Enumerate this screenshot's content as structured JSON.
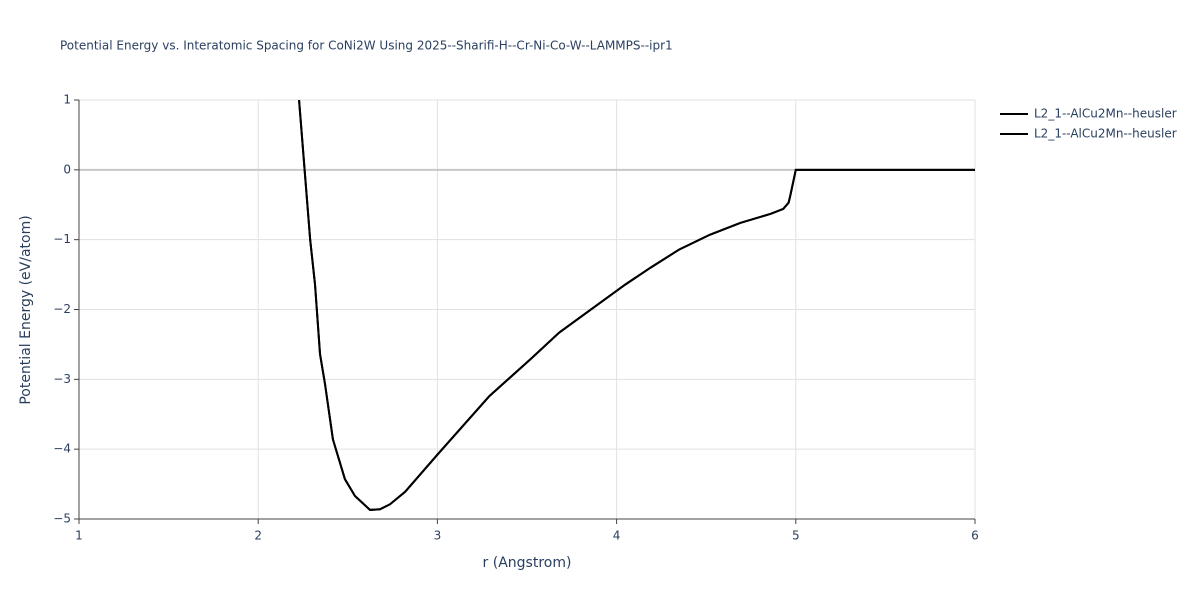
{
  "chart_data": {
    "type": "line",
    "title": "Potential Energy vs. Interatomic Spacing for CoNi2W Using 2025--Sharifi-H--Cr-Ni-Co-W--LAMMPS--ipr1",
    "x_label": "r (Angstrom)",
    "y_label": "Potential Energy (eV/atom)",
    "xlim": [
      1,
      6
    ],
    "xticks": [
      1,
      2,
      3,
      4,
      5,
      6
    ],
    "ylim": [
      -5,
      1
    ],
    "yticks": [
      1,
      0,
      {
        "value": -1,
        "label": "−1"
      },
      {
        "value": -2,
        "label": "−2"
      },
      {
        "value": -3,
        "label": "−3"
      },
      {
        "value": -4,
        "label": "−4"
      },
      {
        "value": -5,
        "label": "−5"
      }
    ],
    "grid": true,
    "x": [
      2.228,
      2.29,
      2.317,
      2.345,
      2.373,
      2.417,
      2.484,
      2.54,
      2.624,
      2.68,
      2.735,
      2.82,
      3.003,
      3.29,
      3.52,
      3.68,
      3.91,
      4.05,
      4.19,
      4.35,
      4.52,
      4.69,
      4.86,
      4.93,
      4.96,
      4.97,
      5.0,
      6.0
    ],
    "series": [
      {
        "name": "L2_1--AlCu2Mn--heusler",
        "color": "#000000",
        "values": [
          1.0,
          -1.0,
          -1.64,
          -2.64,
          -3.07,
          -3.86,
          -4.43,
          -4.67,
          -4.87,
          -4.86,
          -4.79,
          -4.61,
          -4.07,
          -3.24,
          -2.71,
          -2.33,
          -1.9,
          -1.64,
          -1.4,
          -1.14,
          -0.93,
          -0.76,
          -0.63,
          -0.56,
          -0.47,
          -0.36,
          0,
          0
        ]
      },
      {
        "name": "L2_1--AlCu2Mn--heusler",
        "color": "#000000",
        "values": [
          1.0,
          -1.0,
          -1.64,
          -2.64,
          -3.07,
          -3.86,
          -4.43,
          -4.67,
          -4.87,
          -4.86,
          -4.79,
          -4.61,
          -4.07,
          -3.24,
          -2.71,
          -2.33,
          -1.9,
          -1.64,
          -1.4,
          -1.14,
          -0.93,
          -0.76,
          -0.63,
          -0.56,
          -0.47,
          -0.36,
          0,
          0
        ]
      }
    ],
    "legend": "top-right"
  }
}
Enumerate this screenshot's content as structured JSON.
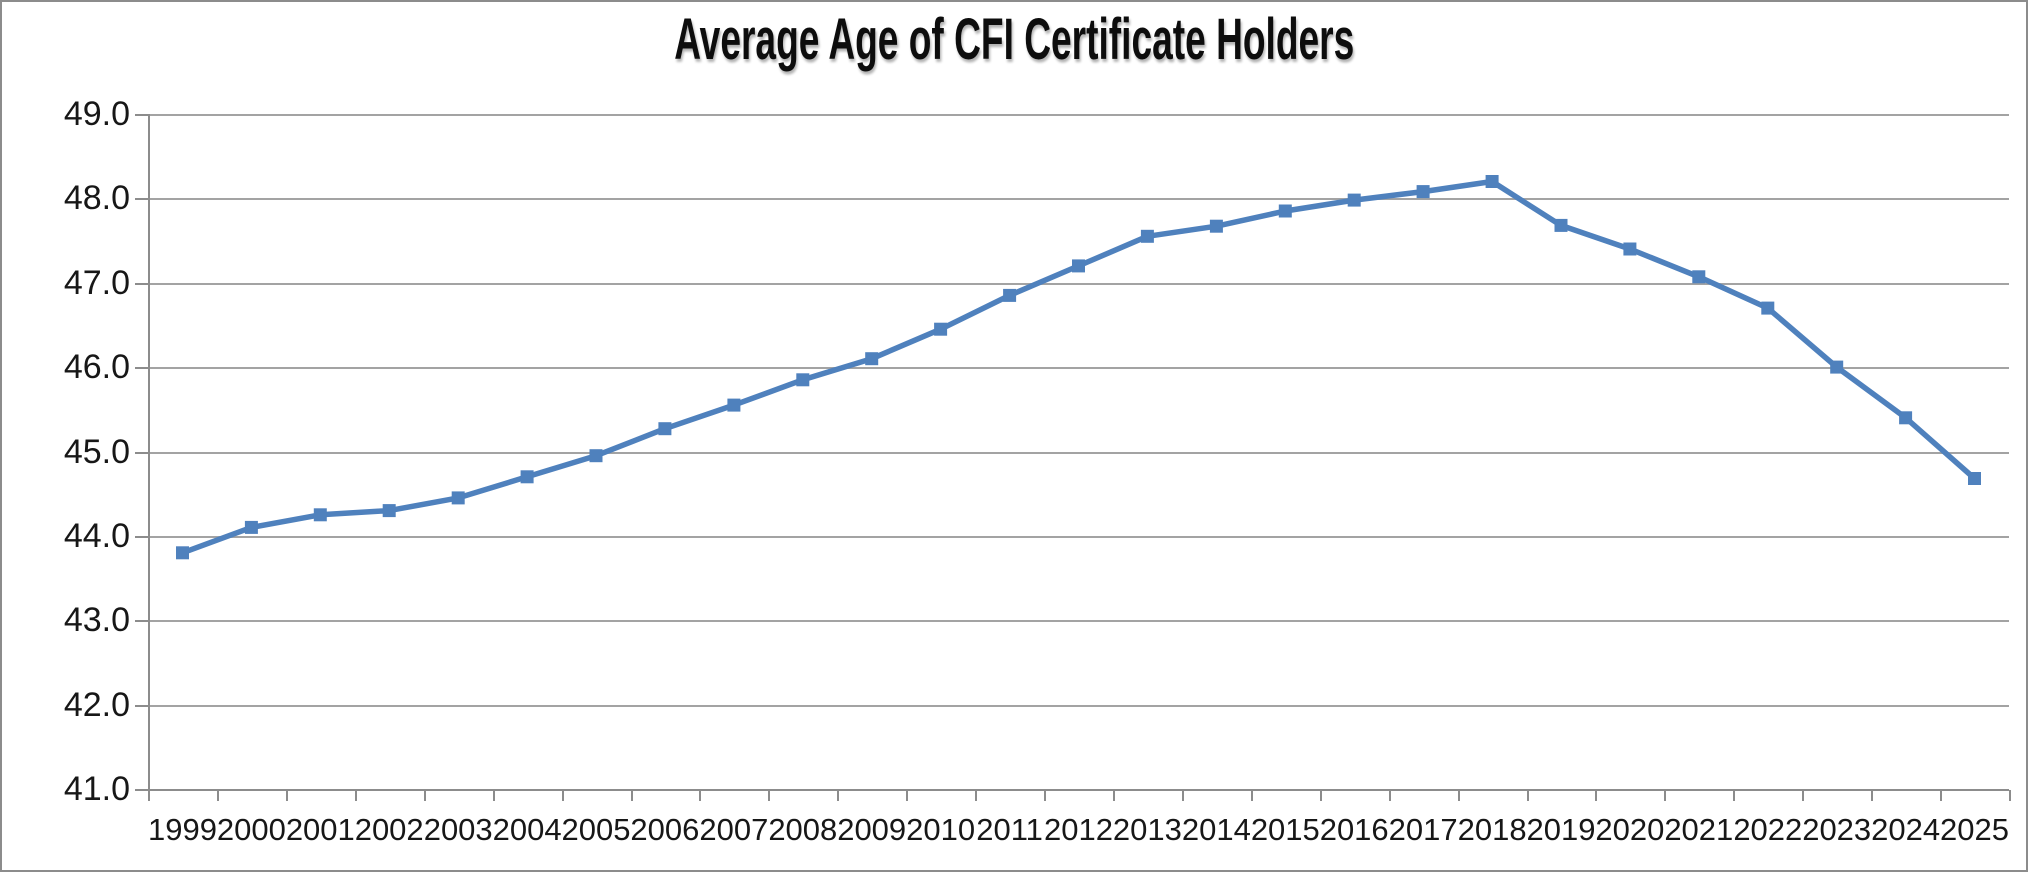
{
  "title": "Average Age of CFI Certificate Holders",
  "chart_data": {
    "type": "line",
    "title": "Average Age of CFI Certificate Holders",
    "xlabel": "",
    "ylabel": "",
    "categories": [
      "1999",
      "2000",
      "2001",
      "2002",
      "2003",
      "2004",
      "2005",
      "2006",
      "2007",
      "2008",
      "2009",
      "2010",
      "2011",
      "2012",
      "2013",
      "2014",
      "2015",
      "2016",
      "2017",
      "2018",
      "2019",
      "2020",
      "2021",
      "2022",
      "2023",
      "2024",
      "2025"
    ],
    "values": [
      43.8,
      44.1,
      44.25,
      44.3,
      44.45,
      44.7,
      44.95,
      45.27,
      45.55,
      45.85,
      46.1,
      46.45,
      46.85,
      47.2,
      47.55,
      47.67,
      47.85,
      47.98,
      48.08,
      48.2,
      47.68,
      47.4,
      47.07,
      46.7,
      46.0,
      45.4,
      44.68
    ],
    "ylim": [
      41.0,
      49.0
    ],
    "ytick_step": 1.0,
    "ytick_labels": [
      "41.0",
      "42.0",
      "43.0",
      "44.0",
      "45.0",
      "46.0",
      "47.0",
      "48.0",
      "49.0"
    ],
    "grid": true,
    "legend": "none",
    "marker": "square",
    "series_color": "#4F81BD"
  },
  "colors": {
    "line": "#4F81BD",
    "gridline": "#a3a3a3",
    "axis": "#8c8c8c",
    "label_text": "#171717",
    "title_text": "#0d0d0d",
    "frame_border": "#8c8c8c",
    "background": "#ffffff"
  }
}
==
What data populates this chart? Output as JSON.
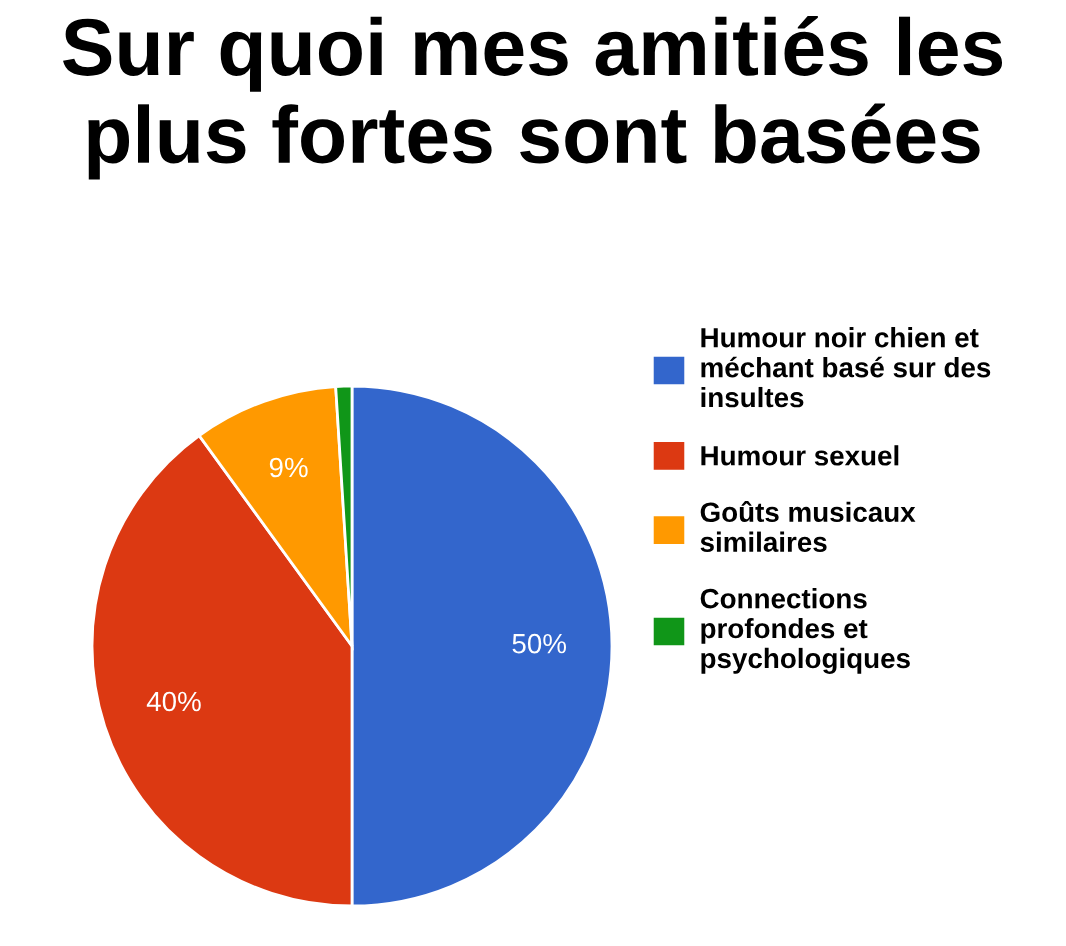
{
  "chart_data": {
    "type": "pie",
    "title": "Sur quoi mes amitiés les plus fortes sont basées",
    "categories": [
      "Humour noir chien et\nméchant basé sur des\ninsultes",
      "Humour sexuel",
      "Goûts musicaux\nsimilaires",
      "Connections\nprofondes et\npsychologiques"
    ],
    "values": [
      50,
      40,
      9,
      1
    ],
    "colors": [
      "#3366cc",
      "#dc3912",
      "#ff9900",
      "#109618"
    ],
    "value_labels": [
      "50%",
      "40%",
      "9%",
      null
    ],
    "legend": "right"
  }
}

Given request
Copy out the lines in which the string "Holders" appears.

Output of the task
  "title": "Average Age of CFI Certificate Holders",
    "title": "Average Age of CFI Certificate Holders",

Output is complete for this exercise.